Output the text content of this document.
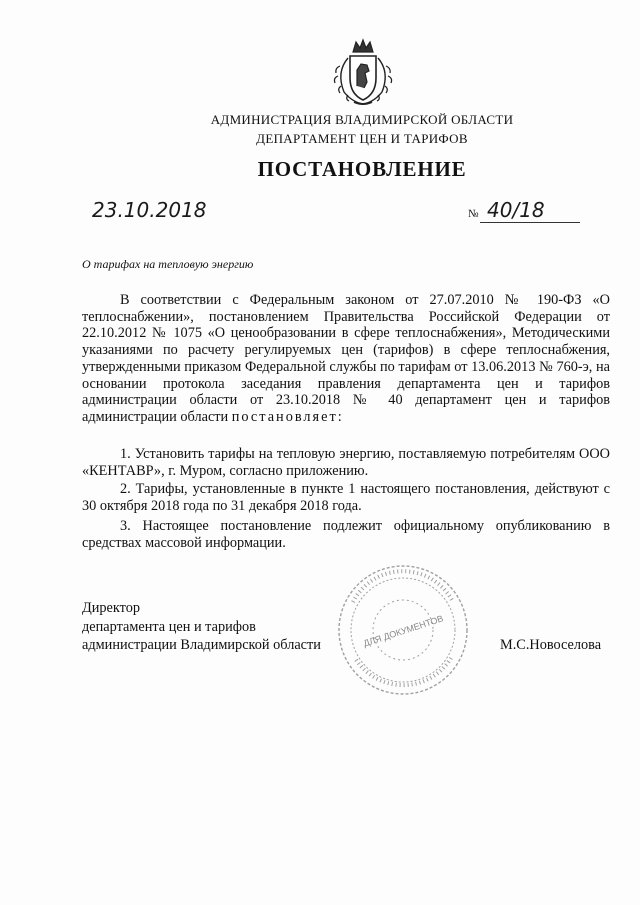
АДМИНИСТРАЦИЯ ВЛАДИМИРСКОЙ ОБЛАСТИ
ДЕПАРТАМЕНТ ЦЕН И ТАРИФОВ
ПОСТАНОВЛЕНИЕ
23.10.2018	№ 40/18
О тарифах на тепловую энергию
В соответствии с Федеральным законом от 27.07.2010 № 190-ФЗ «О теплоснабжении», постановлением Правительства Российской Федерации от 22.10.2012 № 1075 «О ценообразовании в сфере теплоснабжения», Методическими указаниями по расчету регулируемых цен (тарифов) в сфере теплоснабжения, утвержденными приказом Федеральной службы по тарифам от 13.06.2013 № 760-э, на основании протокола заседания правления департамента цен и тарифов администрации области от 23.10.2018 № 40 департамент цен и тарифов администрации области постановляет:
1. Установить тарифы на тепловую энергию, поставляемую потребителям ООО «КЕНТАВР», г. Муром, согласно приложению.
2. Тарифы, установленные в пункте 1 настоящего постановления, действуют с 30 октября 2018 года по 31 декабря 2018 года.
3. Настоящее постановление подлежит официальному опубликованию в средствах массовой информации.
Директор
департамента цен и тарифов
администрации Владимирской области	ДЛЯ ДОКУМЕНТОВ	М.С.Новоселова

- **WHAT IS EXPECTED**: Go through the listing above and write it all out exactly, leaving out any picture.

- **SOLUTION TO THIS TASK**:
Output the text content of this document.
АДМИНИСТРАЦИЯ ВЛАДИМИРСКОЙ ОБЛАСТИ
ДЕПАРТАМЕНТ ЦЕН И ТАРИФОВ
ПОСТАНОВЛЕНИЕ
23.10.2018	№ 40/18
О тарифах на тепловую энергию
В соответствии с Федеральным законом от 27.07.2010 № 190-ФЗ «О теплоснабжении», постановлением Правительства Российской Федерации от 22.10.2012 № 1075 «О ценообразовании в сфере теплоснабжения», Методическими указаниями по расчету регулируемых цен (тарифов) в сфере теплоснабжения, утвержденными приказом Федеральной службы по тарифам от 13.06.2013 № 760-э, на основании протокола заседания правления департамента цен и тарифов администрации области от 23.10.2018 № 40 департамент цен и тарифов администрации области постановляет:
1. Установить тарифы на тепловую энергию, поставляемую потребителям ООО «КЕНТАВР», г. Муром, согласно приложению.
2. Тарифы, установленные в пункте 1 настоящего постановления, действуют с 30 октября 2018 года по 31 декабря 2018 года.
3. Настоящее постановление подлежит официальному опубликованию в средствах массовой информации.
Директор
департамента цен и тарифов
администрации Владимирской области	ДЛЯ ДОКУМЕНТОВ	М.С.Новоселова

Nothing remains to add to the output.